Write out each line of the listing as it stands, without the images.
>>>>
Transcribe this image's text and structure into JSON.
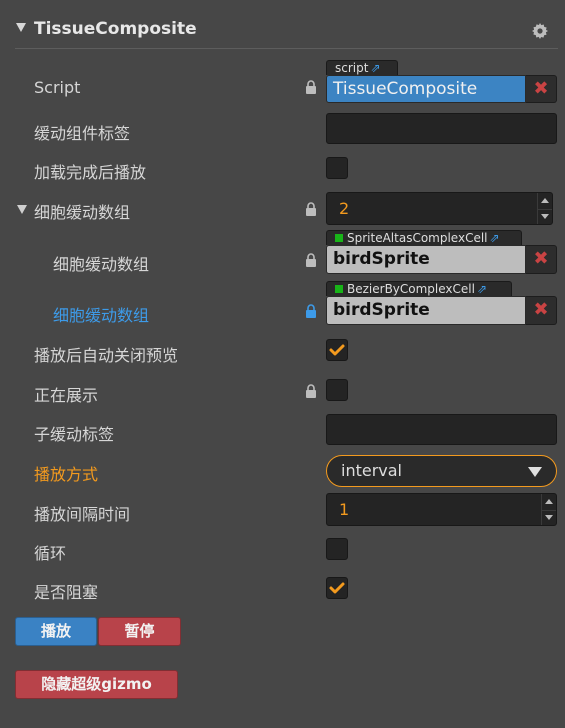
{
  "component": {
    "title": "TissueComposite"
  },
  "fields": {
    "script": {
      "label": "Script",
      "tag": "script",
      "value": "TissueComposite"
    },
    "sub_tag": {
      "label": "缓动组件标签",
      "value": ""
    },
    "autoplay": {
      "label": "加载完成后播放",
      "checked": false
    },
    "cell_array": {
      "label": "细胞缓动数组",
      "value": "2"
    },
    "cell_0": {
      "label": "细胞缓动数组",
      "tag": "SpriteAltasComplexCell",
      "value": "birdSprite"
    },
    "cell_1": {
      "label": "细胞缓动数组",
      "tag": "BezierByComplexCell",
      "value": "birdSprite"
    },
    "auto_close": {
      "label": "播放后自动关闭预览",
      "checked": true
    },
    "showing": {
      "label": "正在展示",
      "checked": false
    },
    "child_tag": {
      "label": "子缓动标签",
      "value": ""
    },
    "play_mode": {
      "label": "播放方式",
      "value": "interval"
    },
    "play_interval": {
      "label": "播放间隔时间",
      "value": "1"
    },
    "loop": {
      "label": "循环",
      "checked": false
    },
    "blocking": {
      "label": "是否阻塞",
      "checked": true
    }
  },
  "buttons": {
    "play": "播放",
    "pause": "暂停",
    "hide_gizmo": "隐藏超级gizmo"
  },
  "icons": {
    "settings": "gear-icon",
    "lock": "lock-icon",
    "remove": "close-icon",
    "external": "external-link-icon",
    "checkmark": "check-icon"
  },
  "colors": {
    "accent_orange": "#f39a1e",
    "accent_blue": "#3d9be9",
    "danger_red": "#b8434a",
    "type_green": "#18b418"
  }
}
<<<<
Result of this task:
Transcribe this image's text and structure into JSON.
{
  "component": {
    "title": "TissueComposite"
  },
  "fields": {
    "script": {
      "label": "Script",
      "tag": "script",
      "value": "TissueComposite"
    },
    "sub_tag": {
      "label": "缓动组件标签",
      "value": ""
    },
    "autoplay": {
      "label": "加载完成后播放",
      "checked": false
    },
    "cell_array": {
      "label": "细胞缓动数组",
      "value": "2"
    },
    "cell_0": {
      "label": "细胞缓动数组",
      "tag": "SpriteAltasComplexCell",
      "value": "birdSprite"
    },
    "cell_1": {
      "label": "细胞缓动数组",
      "tag": "BezierByComplexCell",
      "value": "birdSprite"
    },
    "auto_close": {
      "label": "播放后自动关闭预览",
      "checked": true
    },
    "showing": {
      "label": "正在展示",
      "checked": false
    },
    "child_tag": {
      "label": "子缓动标签",
      "value": ""
    },
    "play_mode": {
      "label": "播放方式",
      "value": "interval"
    },
    "play_interval": {
      "label": "播放间隔时间",
      "value": "1"
    },
    "loop": {
      "label": "循环",
      "checked": false
    },
    "blocking": {
      "label": "是否阻塞",
      "checked": true
    }
  },
  "buttons": {
    "play": "播放",
    "pause": "暂停",
    "hide_gizmo": "隐藏超级gizmo"
  },
  "icons": {
    "settings": "gear-icon",
    "lock": "lock-icon",
    "remove": "close-icon",
    "external": "external-link-icon",
    "checkmark": "check-icon"
  },
  "colors": {
    "accent_orange": "#f39a1e",
    "accent_blue": "#3d9be9",
    "danger_red": "#b8434a",
    "type_green": "#18b418"
  }
}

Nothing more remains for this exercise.